**Directions**
Copy every line from the records below that holds the word "ceramica".

..............................

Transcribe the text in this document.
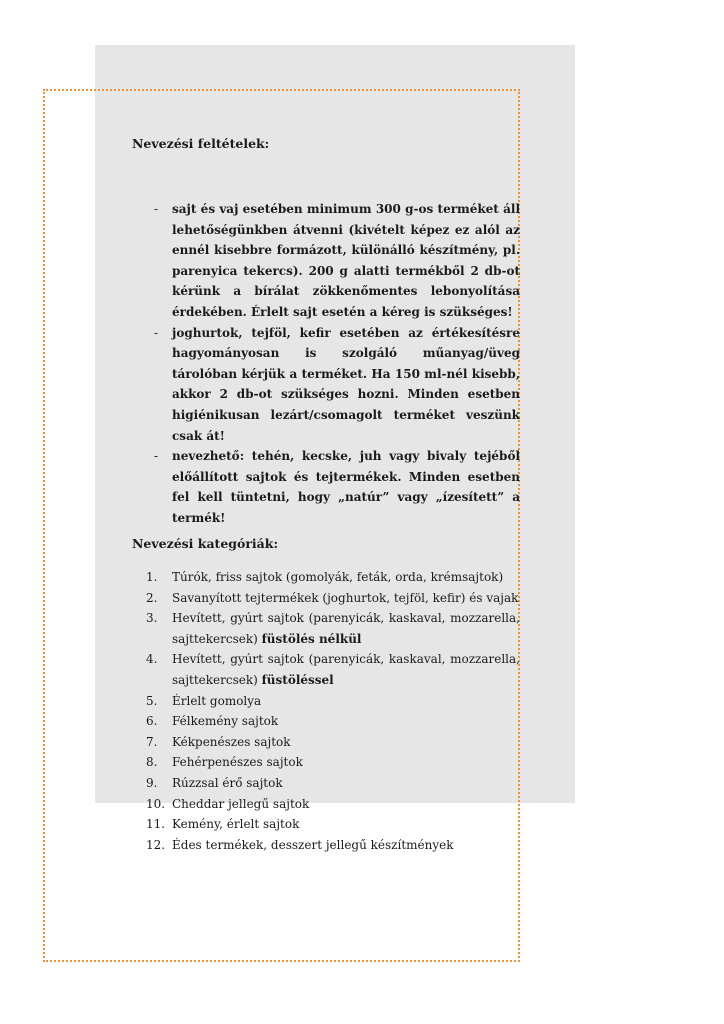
Nevezési feltételek:
- sajt és vaj esetében minimum 300 g-os terméket áll lehetőségünkben átvenni (kivételt képez ez alól az ennél kisebbre formázott, különálló készítmény, pl. parenyica tekercs). 200 g alatti termékből 2 db-ot kérünk a bírálat zökkenőmentes lebonyolítása érdekében. Érlelt sajt esetén a kéreg is szükséges!
- joghurtok, tejföl, kefir esetében az értékesítésre hagyományosan is szolgáló műanyag/üveg tárolóban kérjük a terméket. Ha 150 ml-nél kisebb, akkor 2 db-ot szükséges hozni. Minden esetben higiénikusan lezárt/csomagolt terméket veszünk csak át!
- nevezhető: tehén, kecske, juh vagy bivaly tejéből előállított sajtok és tejtermékek. Minden esetben fel kell tüntetni, hogy „natúr” vagy „ízesített” a termék!
Nevezési kategóriák:
1.	Túrók, friss sajtok (gomolyák, feták, orda, krémsajtok)
2.	Savanyított tejtermékek (joghurtok, tejföl, kefir) és vajak
3.	Hevített, gyúrt sajtok (parenyicák, kaskaval, mozzarella, sajttekercsek) füstölés nélkül
4.	Hevített, gyúrt sajtok (parenyicák, kaskaval, mozzarella, sajttekercsek) füstöléssel
5.	Érlelt gomolya
6.	Félkemény sajtok
7.	Kékpenészes sajtok
8.	Fehérpenészes sajtok
9.	Rúzzsal érő sajtok
10. Cheddar jellegű sajtok
11. Kemény, érlelt sajtok
12. Édes termékek, desszert jellegű készítmények
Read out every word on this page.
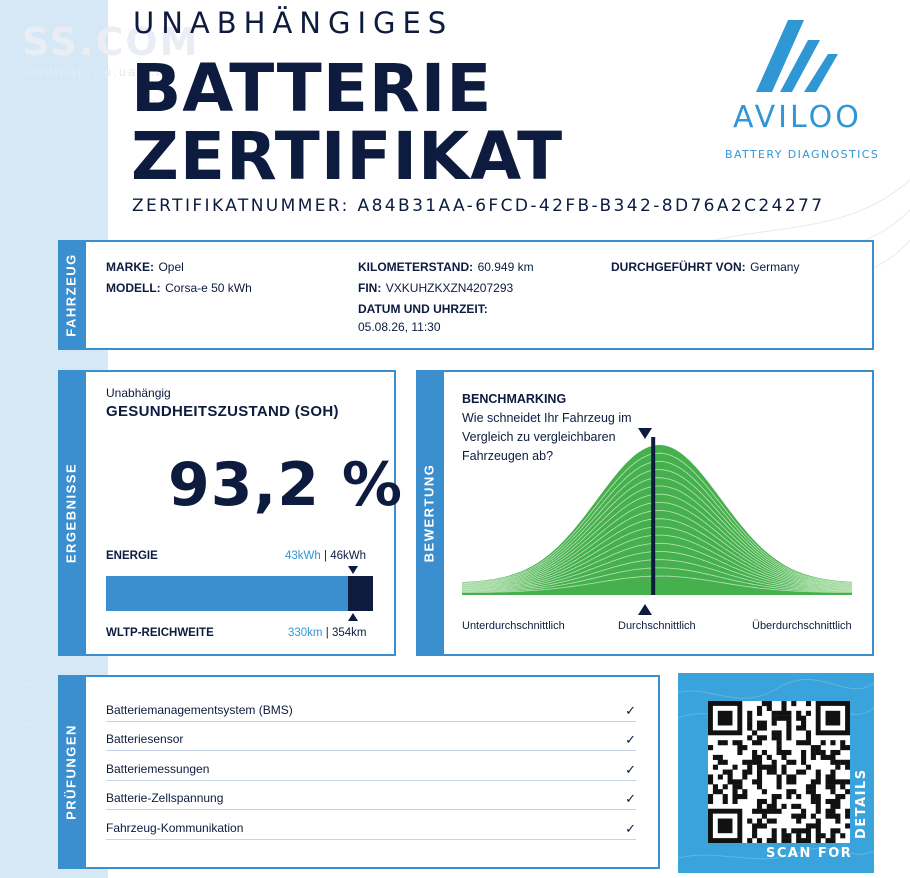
SS.COM
studinaju.ru.ua.v.t
UNABHÄNGIGES
BATTERIE
ZERTIFIKAT
ZERTIFIKATNUMMER: A84B31AA-6FCD-42FB-B342-8D76A2C24277
AVILOO
BATTERY DIAGNOSTICS
FAHRZEUG MARKE: Opel
MODELL: Corsa-e 50 kWh
KILOMETERSTAND: 60.949 km
FIN: VXKUHZKXZN4207293
DATUM UND UHRZEIT:
05.08.26, 11:30
DURCHGEFÜHRT VON: Germany
ERGEBNISSE
Unabhängig
GESUNDHEITSZUSTAND (SOH)
93,2 %
ENERGIE	43kWh | 46kWh
WLTP-REICHWEITE	330km | 354km
BEWERTUNG
BENCHMARKING
Wie schneidet Ihr Fahrzeug im Vergleich zu vergleichbaren Fahrzeugen ab?
Unterdurchschnittlich	Durchschnittlich	Überdurchschnittlich
PRÜFUNGEN
Batteriemanagementsystem (BMS)	✓
Batteriesensor	✓
Batteriemessungen	✓
Batterie-Zellspannung	✓
Fahrzeug-Kommunikation	✓
SCAN FOR
DETAILS
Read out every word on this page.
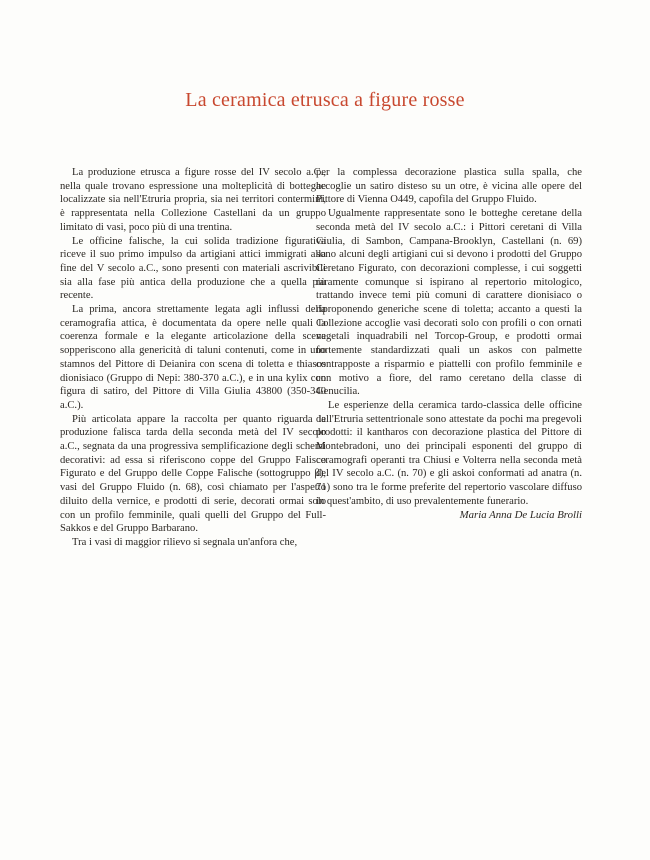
La ceramica etrusca a figure rosse

La produzione etrusca a figure rosse del IV secolo a.C., nella quale trovano espressione una molteplicità di botteghe localizzate sia nell'Etruria propria, sia nei territori contermini, è rappresentata nella Collezione Castellani da un gruppo limitato di vasi, poco più di una trentina.

Le officine falische, la cui solida tradizione figurativa riceve il suo primo impulso da artigiani attici immigrati alla fine del V secolo a.C., sono presenti con materiali ascrivibili sia alla fase più antica della produzione che a quella più recente.

La prima, ancora strettamente legata agli influssi della ceramografia attica, è documentata da opere nelle quali la coerenza formale e la elegante articolazione della scena sopperiscono alla genericità di taluni contenuti, come in uno stamnos del Pittore di Deianira con scena di toletta e thiasos dionisiaco (Gruppo di Nepi: 380-370 a.C.), e in una kylix con figura di satiro, del Pittore di Villa Giulia 43800 (350-340 a.C.).

Più articolata appare la raccolta per quanto riguarda la produzione falisca tarda della seconda metà del IV secolo a.C., segnata da una progressiva semplificazione degli schemi decorativi: ad essa si riferiscono coppe del Gruppo Falisco Figurato e del Gruppo delle Coppe Falische (sottogruppo β), vasi del Gruppo Fluido (n. 68), così chiamato per l'aspetto diluito della vernice, e prodotti di serie, decorati ormai solo con un profilo femminile, quali quelli del Gruppo del Full-Sakkos e del Gruppo Barbarano.

Tra i vasi di maggior rilievo si segnala un'anfora che,

per la complessa decorazione plastica sulla spalla, che accoglie un satiro disteso su un otre, è vicina alle opere del Pittore di Vienna O449, capofila del Gruppo Fluido.

Ugualmente rappresentate sono le botteghe ceretane della seconda metà del IV secolo a.C.: i Pittori ceretani di Villa Giulia, di Sambon, Campana-Brooklyn, Castellani (n. 69) sono alcuni degli artigiani cui si devono i prodotti del Gruppo Ceretano Figurato, con decorazioni complesse, i cui soggetti raramente comunque si ispirano al repertorio mitologico, trattando invece temi più comuni di carattere dionisiaco o riproponendo generiche scene di toletta; accanto a questi la Collezione accoglie vasi decorati solo con profili o con ornati vegetali inquadrabili nel Torcop-Group, e prodotti ormai fortemente standardizzati quali un askos con palmette contrapposte a risparmio e piattelli con profilo femminile e con motivo a fiore, del ramo ceretano della classe di Genucilia.

Le esperienze della ceramica tardo-classica delle officine dell'Etruria settentrionale sono attestate da pochi ma pregevoli prodotti: il kantharos con decorazione plastica del Pittore di Montebradoni, uno dei principali esponenti del gruppo di ceramografi operanti tra Chiusi e Volterra nella seconda metà del IV secolo a.C. (n. 70) e gli askoi conformati ad anatra (n. 71) sono tra le forme preferite del repertorio vascolare diffuso in quest'ambito, di uso prevalentemente funerario.

Maria Anna De Lucia Brolli
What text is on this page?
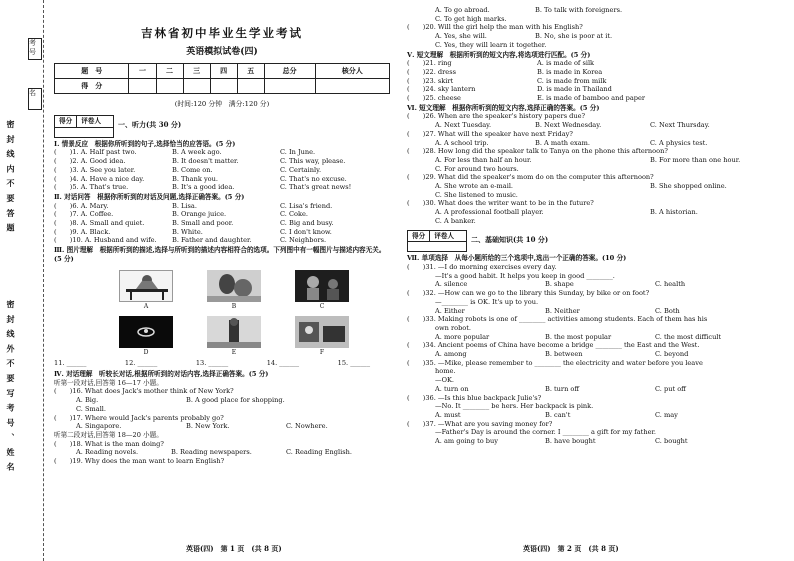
考号
名
密 封 线 内 不 要 答 题
密 封 线 外 不 要 写 考 号 、 姓 名
吉林省初中毕业生学业考试
英语模拟试卷(四)
题　号	一	二	三	四	五	总分	核分人
得　分							
(时间:120 分钟　满分:120 分)
得分	评卷人	一、听力(共 30 分)
Ⅰ. 情景反应　根据你所听到的句子,选择恰当的应答语。(5 分)
(　　)1. A. Half past two.	B. A week ago.	C. In June.
(　　)2. A. Good idea.	B. It doesn't matter.	C. This way, please.
(　　)3. A. See you later.	B. Come on.	C. Certainly.
(　　)4. A. Have a nice day.	B. Thank you.	C. That's no excuse.
(　　)5. A. That's true.	B. It's a good idea.	C. That's great news!
Ⅱ. 对话问答　根据你所听到的对话及问题,选择正确答案。(5 分)
(　　)6. A. Mary.	B. Lisa.	C. Lisa's friend.
(　　)7. A. Coffee.	B. Orange juice.	C. Coke.
(　　)8. A. Small and quiet.	B. Small and poor.	C. Big and busy.
(　　)9. A. Black.	B. White.	C. I don't know.
(　　)10. A. Husband and wife.	B. Father and daughter.	C. Neighbors.
Ⅲ. 图片理解　根据所听到的描述,选择与所听到的描述内容相符合的选项。下列图中有一幅图片与描述内容无关。(5 分)
A	B	C
D	E	F
11. ______	12. ______	13. ______	14. ______	15. ______
Ⅳ. 对话理解　听较长对话,根据所听到的对话内容,选择正确答案。(5 分)
听第一段对话,回答第 16—17 小题。
(　　)16. What does Jack's mother think of New York?
A. Big.	B. A good place for shopping.
C. Small.
(　　)17. Where would Jack's parents probably go?
A. Singapore.	B. New York.	C. Nowhere.
听第二段对话,回答第 18—20 小题。
(　　)18. What is the man doing?
A. Reading novels.	B. Reading newspapers.	C. Reading English.
(　　)19. Why does the man want to learn English?
英语(四)　第 1 页　(共 8 页)
A. To go abroad.	B. To talk with foreigners.
C. To get high marks.
(　　)20. Will the girl help the man with his English?
A. Yes, she will.	B. No, she is poor at it.
C. Yes, they will learn it together.
Ⅴ. 短文理解　根据所听到的短文内容,将选项进行匹配。(5 分)
(　　)21. ring	A. is made of silk
(　　)22. dress	B. is made in Korea
(　　)23. skirt	C. is made from milk
(　　)24. sky lantern	D. is made in Thailand
(　　)25. cheese	E. is made of bamboo and paper
Ⅵ. 短文理解　根据你所听到的短文内容,选择正确的答案。(5 分)
(　　)26. When are the speaker's history papers due?
A. Next Tuesday.	B. Next Wednesday.	C. Next Thursday.
(　　)27. What will the speaker have next Friday?
A. A school trip.	B. A math exam.	C. A physics test.
(　　)28. How long did the speaker talk to Tanya on the phone this afternoon?
A. For less than half an hour.	B. For more than one hour.
C. For around two hours.
(　　)29. What did the speaker's mom do on the computer this afternoon?
A. She wrote an e-mail.	B. She shopped online.
C. She listened to music.
(　　)30. What does the writer want to be in the future?
A. A professional football player.	B. A historian.
C. A banker.
得分	评卷人	二、基础知识(共 10 分)
Ⅶ. 单项选择　从每小题所给的三个选项中,选出一个正确的答案。(10 分)
(　　)31. —I do morning exercises every day.
—It's a good habit. It helps you keep in good ________.
A. silence	B. shape	C. health
(　　)32. —How can we go to the library this Sunday, by bike or on foot?
—________ is OK. It's up to you.
A. Either	B. Neither	C. Both
(　　)33. Making robots is one of ________ activities among students. Each of them has his
own robot.
A. more popular	B. the most popular	C. the most difficult
(　　)34. Ancient poems of China have become a bridge ________ the East and the West.
A. among	B. between	C. beyond
(　　)35. —Mike, please remember to ________ the electricity and water before you leave
home.
—OK.
A. turn on	B. turn off	C. put off
(　　)36. —Is this blue backpack Julie's?
—No. It ________ be hers. Her backpack is pink.
A. must	B. can't	C. may
(　　)37. —What are you saving money for?
—Father's Day is around the corner. I ________ a gift for my father.
A. am going to buy	B. have bought	C. bought
英语(四)　第 2 页　(共 8 页)
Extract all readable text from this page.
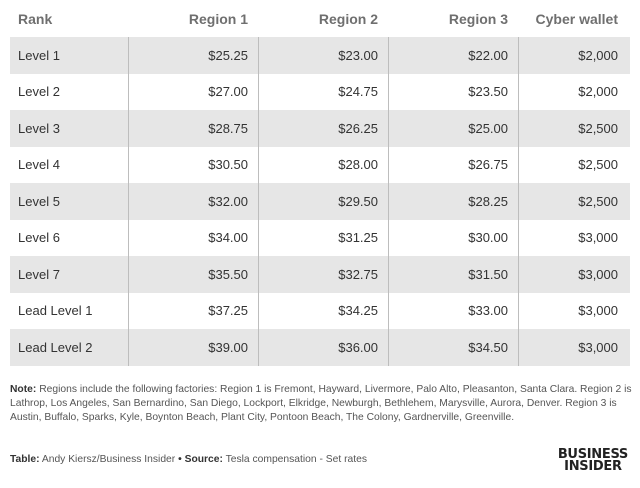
Rank	Region 1	Region 2	Region 3	Cyber wallet
Level 1	$25.25	$23.00	$22.00	$2,000
Level 2	$27.00	$24.75	$23.50	$2,000
Level 3	$28.75	$26.25	$25.00	$2,500
Level 4	$30.50	$28.00	$26.75	$2,500
Level 5	$32.00	$29.50	$28.25	$2,500
Level 6	$34.00	$31.25	$30.00	$3,000
Level 7	$35.50	$32.75	$31.50	$3,000
Lead Level 1	$37.25	$34.25	$33.00	$3,000
Lead Level 2	$39.00	$36.00	$34.50	$3,000
Note: Regions include the following factories: Region 1 is Fremont, Hayward, Livermore, Palo Alto, Pleasanton, Santa Clara. Region 2 is Lathrop, Los Angeles, San Bernardino, San Diego, Lockport, Elkridge, Newburgh, Bethlehem, Marysville, Aurora, Denver. Region 3 is Austin, Buffalo, Sparks, Kyle, Boynton Beach, Plant City, Pontoon Beach, The Colony, Gardnerville, Greenville.
Table: Andy Kiersz/Business Insider • Source: Tesla compensation - Set rates	BUSINESS
INSIDER
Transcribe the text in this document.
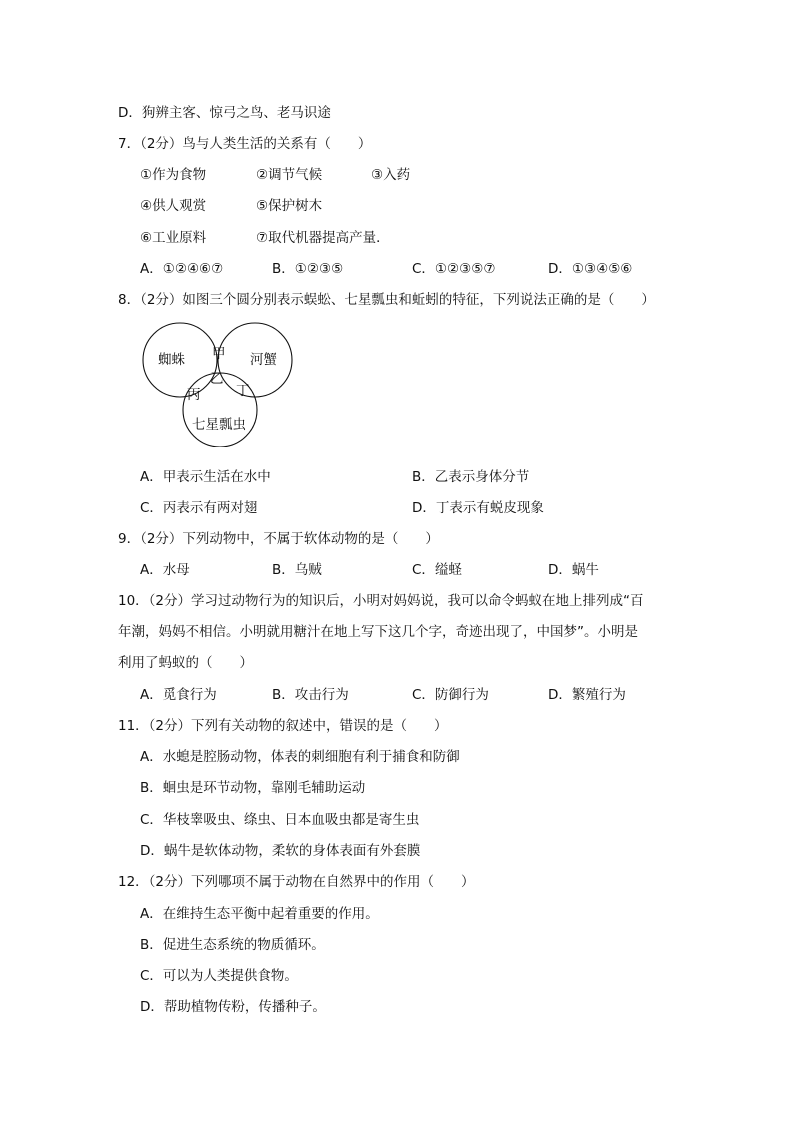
D．狗辨主客、惊弓之鸟、老马识途
7．（2分）鸟与人类生活的关系有（　　）
①作为食物	②调节气候	③入药
④供人观赏	⑤保护树木
⑥工业原料	⑦取代机器提高产量．
A．①②④⑥⑦	B．①②③⑤	C．①②③⑤⑦	D．①③④⑤⑥
8．（2分）如图三个圆分别表示蜈蚣、七星瓢虫和蚯蚓的特征，下列说法正确的是（　　）
蜘蛛	河蟹
七星瓢虫
甲
乙
丙	丁
A．甲表示生活在水中	B．乙表示身体分节
C．丙表示有两对翅	D．丁表示有蜕皮现象
9．（2分）下列动物中，不属于软体动物的是（　　）
A．水母	B．乌贼	C．缢蛏	D．蜗牛
10．（2分）学习过动物行为的知识后，小明对妈妈说，我可以命令蚂蚁在地上排列成“百
年潮，妈妈不相信。小明就用糖汁在地上写下这几个字，奇迹出现了，中国梦”。小明是
利用了蚂蚁的（　　）
A．觅食行为	B．攻击行为	C．防御行为	D．繁殖行为
11．（2分）下列有关动物的叙述中，错误的是（　　）
A．水螅是腔肠动物，体表的刺细胞有利于捕食和防御
B．蛔虫是环节动物，靠刚毛辅助运动
C．华枝睾吸虫、绦虫、日本血吸虫都是寄生虫
D．蜗牛是软体动物，柔软的身体表面有外套膜
12．（2分）下列哪项不属于动物在自然界中的作用（　　）
A．在维持生态平衡中起着重要的作用。
B．促进生态系统的物质循环。
C．可以为人类提供食物。
D．帮助植物传粉，传播种子。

..............................

**Written response**
La ceramica etrusca a figure rosse
Le esperienze della ceramica tardo-classica delle officine dell'Etruria settentrionale sono attestate da pochi ma pregevoli prodotti: il kantharos con decorazione plastica del Pittore di Montebradoni, uno dei principali esponenti del gruppo di ceramografi operanti tra Chiusi e Volterra nella seconda metà del IV secolo a.C. (n. 70) e gli askoi conformati ad anatra (n. 71) sono tra le forme preferite del repertorio vascolare diffuso in quest'ambito, di uso prevalentemente funerario.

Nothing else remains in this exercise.